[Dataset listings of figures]
--------------------------------
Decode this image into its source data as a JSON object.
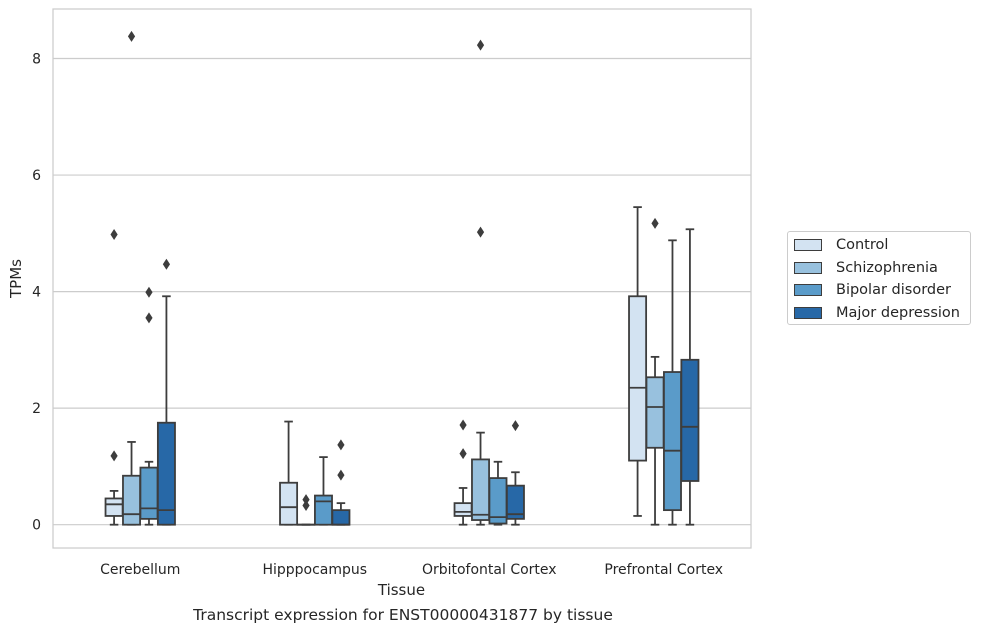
{
  "chart_data": {
    "type": "box",
    "xlabel": "Tissue",
    "ylabel": "TPMs",
    "ylim": [
      -0.4,
      8.85
    ],
    "yticks": [
      0,
      2,
      4,
      6,
      8
    ],
    "grid": "horizontal",
    "legend_position": "right",
    "categories": [
      "Cerebellum",
      "Hipppocampus",
      "Orbitofontal Cortex",
      "Prefrontal Cortex"
    ],
    "series": [
      {
        "name": "Control",
        "color": "#d3e3f2",
        "boxes": [
          {
            "whisker_low": 0.0,
            "q1": 0.15,
            "median": 0.35,
            "q3": 0.45,
            "whisker_high": 0.58,
            "outliers": [
              1.18,
              4.98
            ]
          },
          {
            "whisker_low": 0.0,
            "q1": 0.0,
            "median": 0.3,
            "q3": 0.72,
            "whisker_high": 1.77,
            "outliers": []
          },
          {
            "whisker_low": 0.0,
            "q1": 0.15,
            "median": 0.22,
            "q3": 0.37,
            "whisker_high": 0.63,
            "outliers": [
              1.22,
              1.71
            ]
          },
          {
            "whisker_low": 0.15,
            "q1": 1.1,
            "median": 2.35,
            "q3": 3.92,
            "whisker_high": 5.45,
            "outliers": []
          }
        ]
      },
      {
        "name": "Schizophrenia",
        "color": "#98c1de",
        "boxes": [
          {
            "whisker_low": 0.0,
            "q1": 0.0,
            "median": 0.18,
            "q3": 0.84,
            "whisker_high": 1.42,
            "outliers": [
              8.38
            ]
          },
          {
            "whisker_low": 0.0,
            "q1": 0.0,
            "median": 0.0,
            "q3": 0.0,
            "whisker_high": 0.0,
            "outliers": [
              0.33,
              0.43
            ]
          },
          {
            "whisker_low": 0.0,
            "q1": 0.08,
            "median": 0.17,
            "q3": 1.12,
            "whisker_high": 1.58,
            "outliers": [
              5.02,
              8.23
            ]
          },
          {
            "whisker_low": 0.0,
            "q1": 1.32,
            "median": 2.02,
            "q3": 2.53,
            "whisker_high": 2.88,
            "outliers": [
              5.17
            ]
          }
        ]
      },
      {
        "name": "Bipolar disorder",
        "color": "#5a9bc9",
        "boxes": [
          {
            "whisker_low": 0.0,
            "q1": 0.1,
            "median": 0.28,
            "q3": 0.98,
            "whisker_high": 1.08,
            "outliers": [
              3.55,
              3.99
            ]
          },
          {
            "whisker_low": 0.0,
            "q1": 0.0,
            "median": 0.4,
            "q3": 0.5,
            "whisker_high": 1.16,
            "outliers": []
          },
          {
            "whisker_low": 0.0,
            "q1": 0.02,
            "median": 0.13,
            "q3": 0.8,
            "whisker_high": 1.08,
            "outliers": []
          },
          {
            "whisker_low": 0.0,
            "q1": 0.25,
            "median": 1.27,
            "q3": 2.62,
            "whisker_high": 4.88,
            "outliers": []
          }
        ]
      },
      {
        "name": "Major depression",
        "color": "#2768a7",
        "boxes": [
          {
            "whisker_low": 0.0,
            "q1": 0.0,
            "median": 0.25,
            "q3": 1.75,
            "whisker_high": 3.92,
            "outliers": [
              4.47
            ]
          },
          {
            "whisker_low": 0.0,
            "q1": 0.0,
            "median": 0.0,
            "q3": 0.25,
            "whisker_high": 0.37,
            "outliers": [
              0.85,
              1.37
            ]
          },
          {
            "whisker_low": 0.0,
            "q1": 0.1,
            "median": 0.18,
            "q3": 0.67,
            "whisker_high": 0.9,
            "outliers": [
              1.7
            ]
          },
          {
            "whisker_low": 0.0,
            "q1": 0.75,
            "median": 1.68,
            "q3": 2.83,
            "whisker_high": 5.07,
            "outliers": []
          }
        ]
      }
    ]
  },
  "caption": "Transcript expression for ENST00000431877 by tissue"
}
--------------------------------
[INSTRUCTION]
Copy every line from the entries that contains the word "color".

[RESPONSE TO THIS EXERCISE]
        "color": "#d3e3f2",
        "color": "#98c1de",
        "color": "#5a9bc9",
        "color": "#2768a7",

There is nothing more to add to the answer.